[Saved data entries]
============

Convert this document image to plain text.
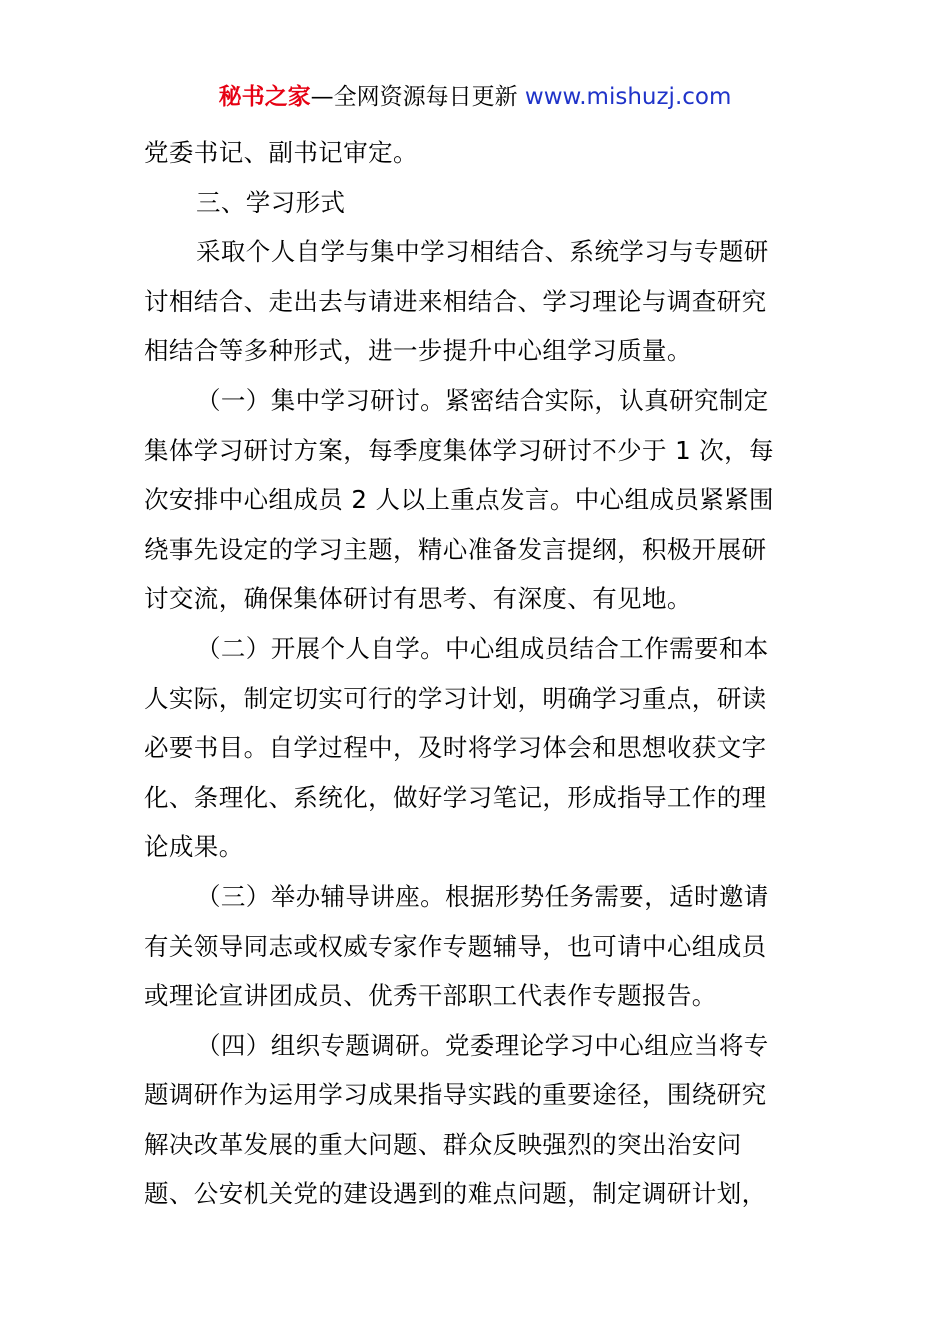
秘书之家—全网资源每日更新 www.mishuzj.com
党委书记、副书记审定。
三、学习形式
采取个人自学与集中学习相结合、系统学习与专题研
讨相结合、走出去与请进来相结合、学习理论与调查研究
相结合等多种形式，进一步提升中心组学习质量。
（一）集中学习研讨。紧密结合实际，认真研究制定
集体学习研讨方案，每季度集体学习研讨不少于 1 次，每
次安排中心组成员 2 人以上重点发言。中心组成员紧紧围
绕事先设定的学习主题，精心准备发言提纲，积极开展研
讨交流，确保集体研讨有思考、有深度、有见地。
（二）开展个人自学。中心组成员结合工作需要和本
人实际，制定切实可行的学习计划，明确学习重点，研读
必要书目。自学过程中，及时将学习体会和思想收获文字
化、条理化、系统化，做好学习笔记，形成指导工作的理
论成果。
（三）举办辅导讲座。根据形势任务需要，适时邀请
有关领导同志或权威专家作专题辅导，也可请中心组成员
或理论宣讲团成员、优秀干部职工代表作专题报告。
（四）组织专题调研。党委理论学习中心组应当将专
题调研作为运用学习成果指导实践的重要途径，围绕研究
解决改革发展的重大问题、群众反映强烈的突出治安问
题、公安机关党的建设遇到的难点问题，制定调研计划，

============

What is expected:
Skip the pictures and transcribe the rest of the records exactly.

Complete response:
Convert this document image to plain text.
秘书之家—全网资源每日更新 www.mishuzj.com
党委书记、副书记审定。
三、学习形式
采取个人自学与集中学习相结合、系统学习与专题研
讨相结合、走出去与请进来相结合、学习理论与调查研究
相结合等多种形式，进一步提升中心组学习质量。
（一）集中学习研讨。紧密结合实际，认真研究制定
集体学习研讨方案，每季度集体学习研讨不少于 1 次，每
次安排中心组成员 2 人以上重点发言。中心组成员紧紧围
绕事先设定的学习主题，精心准备发言提纲，积极开展研
讨交流，确保集体研讨有思考、有深度、有见地。
（二）开展个人自学。中心组成员结合工作需要和本
人实际，制定切实可行的学习计划，明确学习重点，研读
必要书目。自学过程中，及时将学习体会和思想收获文字
化、条理化、系统化，做好学习笔记，形成指导工作的理
论成果。
（三）举办辅导讲座。根据形势任务需要，适时邀请
有关领导同志或权威专家作专题辅导，也可请中心组成员
或理论宣讲团成员、优秀干部职工代表作专题报告。
（四）组织专题调研。党委理论学习中心组应当将专
题调研作为运用学习成果指导实践的重要途径，围绕研究
解决改革发展的重大问题、群众反映强烈的突出治安问
题、公安机关党的建设遇到的难点问题，制定调研计划，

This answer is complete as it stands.